▶ **Element-and-box listings**
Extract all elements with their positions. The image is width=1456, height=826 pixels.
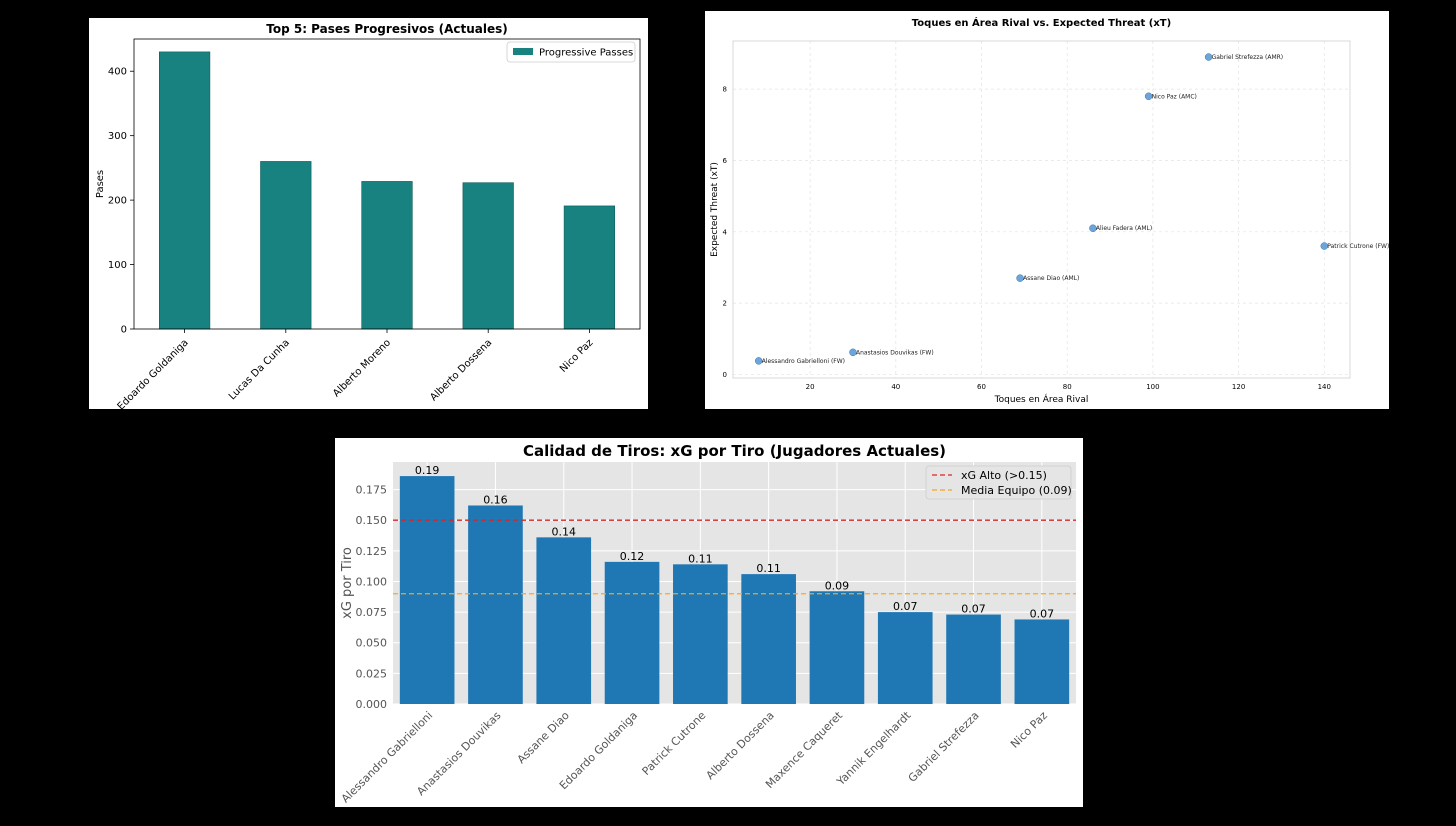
scatter-point	[754, 357, 763, 365]
data-label: 0.07	[893, 600, 918, 613]
y-tick-label: 0.000	[356, 698, 388, 711]
bar	[260, 161, 312, 330]
point-label: Patrick Cutrone (FW)	[1327, 243, 1389, 250]
y-tick-label: 300	[108, 131, 127, 142]
y-tick-label: 100	[108, 260, 127, 271]
legend-box	[506, 41, 636, 63]
x-tick-label: Alberto Dossena	[704, 709, 777, 782]
progressive-passes-chart-panel: Top 5: Pases Progresivos (Actuales) Edoar…	[89, 18, 648, 409]
bar	[536, 537, 592, 704]
x-tick-label: Nico Paz	[558, 337, 595, 374]
x-tick-label: Gabriel Strefezza	[906, 709, 982, 785]
bar	[468, 505, 523, 704]
legend-label: Media Equipo (0.09)	[961, 484, 1072, 497]
data-label: 0.16	[483, 493, 508, 506]
legend-box	[925, 465, 1072, 500]
point-label: Alessandro Gabrielloni (FW)	[762, 358, 845, 365]
y-tick-label: 4	[723, 228, 728, 236]
x-tick-label: Lucas Da Cunha	[227, 337, 292, 402]
xg-per-shot-chart-panel: 0.000 0.025 0.050 0.075 0.100 0.125 0.150 0.175…	[335, 438, 1083, 807]
data-label: 0.11	[756, 562, 781, 575]
chart-title: Toques en Área Rival vs. Expected Threat…	[912, 16, 1171, 29]
x-tick-label: 60	[977, 383, 986, 391]
y-tick-label: 0	[121, 325, 127, 336]
y-axis-label: xG por Tiro	[340, 547, 355, 619]
x-tick-label: Edoardo Goldaniga	[557, 709, 640, 792]
bar	[399, 476, 455, 704]
scatter-point	[1320, 242, 1329, 250]
scatter-point	[1204, 53, 1213, 61]
y-axis-label: Pases	[95, 170, 106, 198]
x-tick-label: Nico Paz	[1008, 709, 1050, 751]
y-axis-label: Expected Threat (xT)	[710, 162, 720, 257]
point-label: Gabriel Strefezza (AMR)	[1212, 54, 1284, 61]
x-tick-label: 120	[1232, 383, 1245, 391]
data-label: 0.19	[415, 464, 440, 477]
bar	[563, 205, 616, 330]
x-tick-label: 40	[891, 383, 900, 391]
x-tick-label: Assane Diao	[515, 709, 572, 766]
progressive-passes-chart: Top 5: Pases Progresivos (Actuales) Edoar…	[95, 22, 641, 409]
point-label: Alieu Fadera (AML)	[1096, 225, 1152, 232]
bar	[809, 591, 865, 704]
plot-frame	[133, 38, 641, 330]
data-label: 0.12	[620, 550, 645, 563]
y-tick-label: 0.050	[356, 637, 388, 650]
chart-title: Top 5: Pases Progresivos (Actuales)	[266, 22, 508, 36]
y-tick-label: 0.100	[356, 575, 388, 588]
bar	[361, 181, 413, 330]
point-label: Assane Diao (AML)	[1023, 275, 1079, 282]
x-axis-label: Toques en Área Rival	[994, 393, 1089, 405]
data-label: 0.14	[552, 525, 577, 538]
x-tick-label: Alberto Moreno	[331, 337, 393, 399]
x-tick-label: 100	[1146, 383, 1159, 391]
data-label: 0.09	[825, 579, 850, 592]
legend-label: Progressive Passes	[539, 48, 633, 59]
x-tick-label: 140	[1318, 383, 1331, 391]
legend-label: xG Alto (>0.15)	[961, 469, 1047, 482]
data-label: 0.07	[961, 603, 986, 616]
scatter-point	[1144, 92, 1153, 101]
y-tick-label: 8	[723, 86, 727, 94]
x-tick-label: Patrick Cutrone	[640, 709, 709, 778]
touches-vs-xt-chart: Toques en Área Rival vs. Expected Threat…	[710, 16, 1389, 405]
chart-title: Calidad de Tiros: xG por Tiro (Jugadores…	[523, 442, 946, 460]
y-tick-label: 400	[108, 67, 127, 78]
bar	[946, 614, 1001, 704]
x-tick-label: Alberto Dossena	[428, 337, 494, 403]
y-tick-label: 200	[108, 196, 127, 207]
bar	[877, 612, 933, 704]
bar	[673, 564, 728, 704]
touches-vs-xt-chart-panel: Toques en Área Rival vs. Expected Threat…	[705, 11, 1389, 409]
data-label: 0.07	[1030, 607, 1055, 620]
bar	[604, 561, 660, 704]
x-tick-label: Yannik Engelhardt	[834, 708, 914, 788]
y-tick-label: 2	[723, 300, 727, 308]
scatter-point	[1016, 274, 1024, 282]
bar	[1014, 619, 1070, 704]
legend-swatch	[513, 48, 533, 55]
point-label: Anastasios Douvikas (FW)	[856, 349, 934, 356]
xg-per-shot-chart: 0.000 0.025 0.050 0.075 0.100 0.125 0.150 0.175…	[339, 442, 1076, 805]
bar	[159, 51, 211, 330]
scatter-point	[1089, 224, 1097, 232]
data-label: 0.11	[688, 552, 713, 565]
y-tick-label: 6	[723, 157, 728, 165]
y-tick-label: 0.125	[356, 545, 388, 558]
legend: xG Alto (>0.15) Media Equipo (0.09)	[925, 465, 1072, 500]
y-tick-label: 0.075	[356, 606, 388, 619]
y-tick-label: 0	[723, 371, 727, 379]
bar	[462, 182, 514, 330]
y-tick-label: 0.025	[356, 667, 388, 680]
x-tick-label: Edoardo Goldaniga	[116, 337, 191, 409]
plot-frame	[732, 40, 1351, 379]
y-tick-label: 0.150	[356, 514, 388, 527]
legend: Progressive Passes	[506, 41, 636, 63]
x-tick-label: 80	[1063, 383, 1072, 391]
x-tick-label: 20	[806, 383, 815, 391]
bar	[741, 574, 796, 704]
scatter-point	[849, 348, 857, 357]
y-tick-label: 0.175	[356, 484, 388, 497]
point-label: Nico Paz (AMC)	[1152, 93, 1197, 100]
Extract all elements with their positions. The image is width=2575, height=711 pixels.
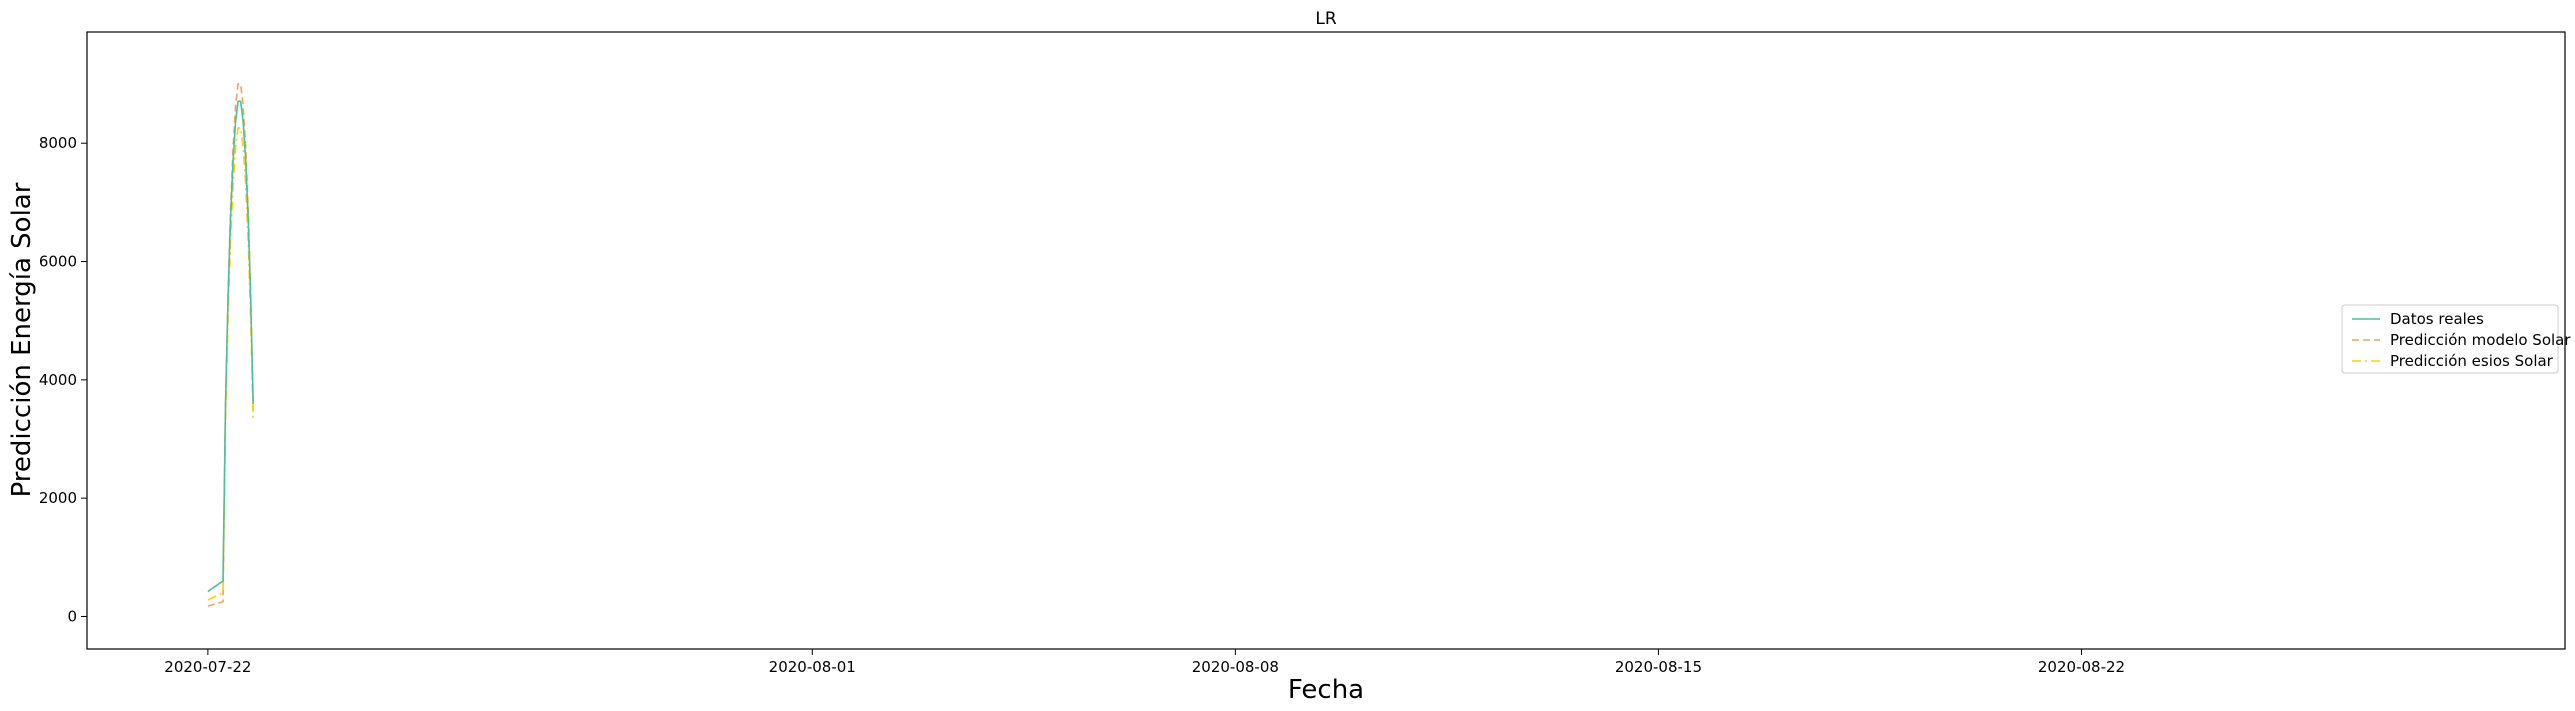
legend: Datos reales Predicción modelo Solar Predi… <box>2341 304 2571 374</box>
x-tick-label: 2020-07-22 <box>164 658 251 676</box>
legend-label: Predicción esios Solar <box>2390 352 2554 370</box>
x-axis-label: Fecha <box>1288 675 1364 705</box>
y-tick-label: 0 <box>67 607 77 625</box>
x-tick-label: 2020-08-15 <box>1615 658 1702 676</box>
legend-box <box>2341 304 2559 374</box>
y-tick-label: 6000 <box>39 253 77 271</box>
legend-label: Predicción modelo Solar <box>2390 331 2571 349</box>
x-tick-label: 2020-08-08 <box>1192 658 1279 676</box>
series-layer <box>207 83 254 607</box>
x-axis: 2020-07-22 2020-08-01 2020-08-08 2020-08-15… <box>164 649 2125 676</box>
chart-title: LR <box>1315 9 1336 29</box>
legend-label: Datos reales <box>2390 310 2484 328</box>
plot-frame <box>86 31 2566 650</box>
y-axis: 0 2000 4000 6000 8000 <box>39 134 87 625</box>
y-tick-label: 8000 <box>39 134 77 152</box>
x-tick-label: 2020-08-01 <box>769 658 856 676</box>
y-axis-label: Predicción Energía Solar <box>7 182 37 497</box>
y-tick-label: 4000 <box>39 371 77 389</box>
x-tick-label: 2020-08-22 <box>2038 658 2125 676</box>
y-tick-label: 2000 <box>39 489 77 507</box>
series-line-1 <box>207 83 254 607</box>
series-line-0 <box>207 100 254 593</box>
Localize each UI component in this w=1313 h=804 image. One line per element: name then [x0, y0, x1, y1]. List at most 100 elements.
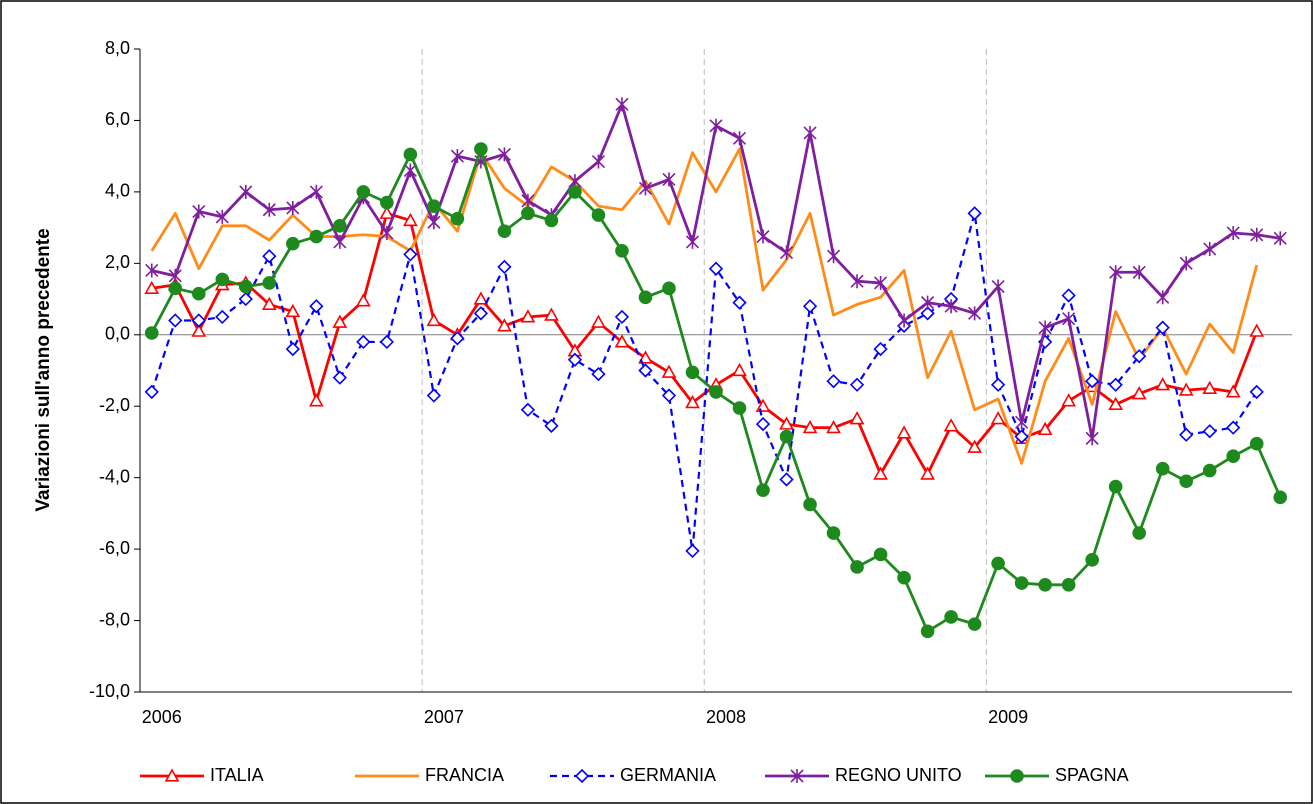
- marker: [826, 374, 841, 389]
- marker: [1155, 461, 1170, 476]
- marker: [1202, 380, 1218, 394]
- marker: [591, 208, 606, 222]
- marker: [1085, 374, 1100, 389]
- marker: [944, 299, 958, 314]
- y-tick-label: -4,0: [99, 466, 130, 486]
- y-tick-label: 8,0: [105, 38, 130, 58]
- legend-label: SPAGNA: [1055, 765, 1129, 785]
- marker: [473, 291, 489, 305]
- y-tick-label: 0,0: [105, 324, 130, 344]
- marker: [403, 147, 418, 162]
- marker: [850, 274, 864, 289]
- marker: [473, 306, 489, 321]
- marker: [709, 385, 723, 399]
- marker: [591, 154, 606, 169]
- marker: [285, 303, 301, 318]
- marker: [803, 125, 817, 140]
- marker: [849, 377, 865, 392]
- marker: [756, 483, 770, 497]
- marker: [1014, 576, 1029, 590]
- marker: [191, 286, 206, 301]
- y-tick-label: -8,0: [99, 609, 130, 629]
- marker: [238, 279, 253, 294]
- marker: [755, 398, 771, 412]
- marker: [1156, 290, 1170, 305]
- marker: [638, 350, 653, 364]
- marker: [755, 416, 771, 432]
- marker: [215, 309, 230, 325]
- marker: [356, 185, 371, 199]
- series-line: [150, 212, 1258, 552]
- marker: [826, 420, 841, 434]
- marker: [144, 384, 159, 400]
- marker: [1085, 431, 1099, 446]
- marker: [544, 213, 559, 228]
- marker: [308, 393, 324, 407]
- marker: [261, 296, 277, 311]
- y-axis-label: Variazioni sull'anno precedente: [33, 228, 54, 511]
- marker: [1225, 384, 1241, 398]
- marker: [1108, 479, 1123, 494]
- marker: [1038, 320, 1052, 335]
- marker: [638, 181, 653, 196]
- marker: [191, 313, 206, 328]
- marker: [661, 388, 677, 403]
- marker: [191, 323, 207, 337]
- marker: [567, 352, 583, 367]
- marker: [1179, 427, 1194, 442]
- marker: [920, 306, 935, 321]
- marker: [145, 263, 159, 278]
- marker: [426, 312, 442, 327]
- marker: [215, 272, 230, 287]
- marker: [333, 234, 347, 249]
- marker: [615, 244, 629, 258]
- marker: [990, 377, 1006, 392]
- marker: [1010, 769, 1024, 783]
- marker: [450, 331, 465, 346]
- marker: [732, 131, 747, 146]
- marker: [614, 309, 630, 325]
- y-tick-label: 4,0: [105, 181, 130, 201]
- y-tick-label: 6,0: [105, 109, 130, 129]
- marker: [239, 184, 253, 199]
- marker: [1179, 474, 1194, 489]
- marker: [168, 268, 182, 283]
- marker: [802, 299, 818, 314]
- marker: [943, 418, 959, 432]
- marker: [544, 418, 559, 434]
- marker: [144, 280, 160, 294]
- legend-item: SPAGNA: [985, 765, 1129, 785]
- marker: [1226, 225, 1240, 240]
- marker: [873, 547, 888, 562]
- marker: [897, 313, 911, 328]
- marker: [1202, 424, 1217, 439]
- marker: [1155, 320, 1170, 335]
- marker: [1061, 578, 1076, 592]
- marker: [874, 275, 888, 290]
- x-tick-label: 2007: [424, 707, 464, 727]
- marker: [896, 425, 912, 439]
- y-tick-label: -10,0: [89, 681, 130, 701]
- marker: [144, 326, 159, 340]
- marker: [1132, 526, 1146, 540]
- marker: [614, 334, 630, 348]
- marker: [662, 172, 676, 187]
- marker: [332, 314, 348, 328]
- marker: [520, 309, 536, 323]
- marker: [379, 205, 395, 219]
- marker: [333, 219, 347, 233]
- marker: [1038, 578, 1052, 592]
- marker: [826, 526, 841, 540]
- legend-label: FRANCIA: [425, 765, 504, 785]
- marker: [1273, 231, 1287, 246]
- marker: [309, 184, 323, 199]
- marker: [850, 560, 864, 574]
- marker: [450, 149, 464, 164]
- marker: [521, 206, 535, 221]
- marker: [379, 334, 394, 350]
- marker: [685, 543, 700, 559]
- marker: [1109, 265, 1123, 280]
- marker: [309, 229, 324, 244]
- marker: [944, 610, 958, 624]
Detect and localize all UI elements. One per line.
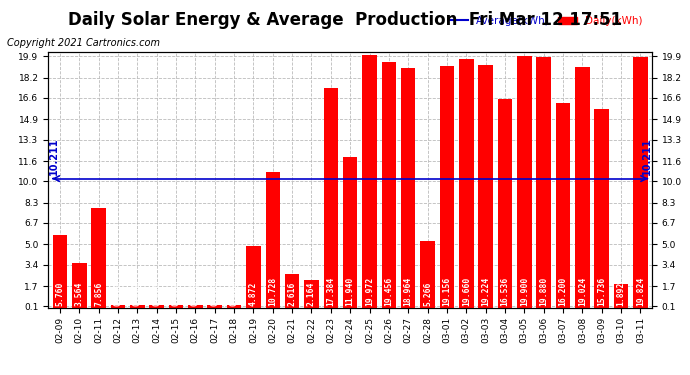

▶ **Task requirements**
From the records above, output unchanged the lines starting with the one that contains "357, 763, 365]" and continuing through the one that contains "260, 127, 271]".

▶ **Full solution**
scatter-point	[754, 357, 763, 365]
data-label: 0.07	[893, 600, 918, 613]
y-tick-label: 0.000	[356, 698, 388, 711]
bar	[260, 161, 312, 330]
point-label: Patrick Cutrone (FW)	[1327, 243, 1389, 250]
y-tick-label: 300	[108, 131, 127, 142]
y-tick-label: 100	[108, 260, 127, 271]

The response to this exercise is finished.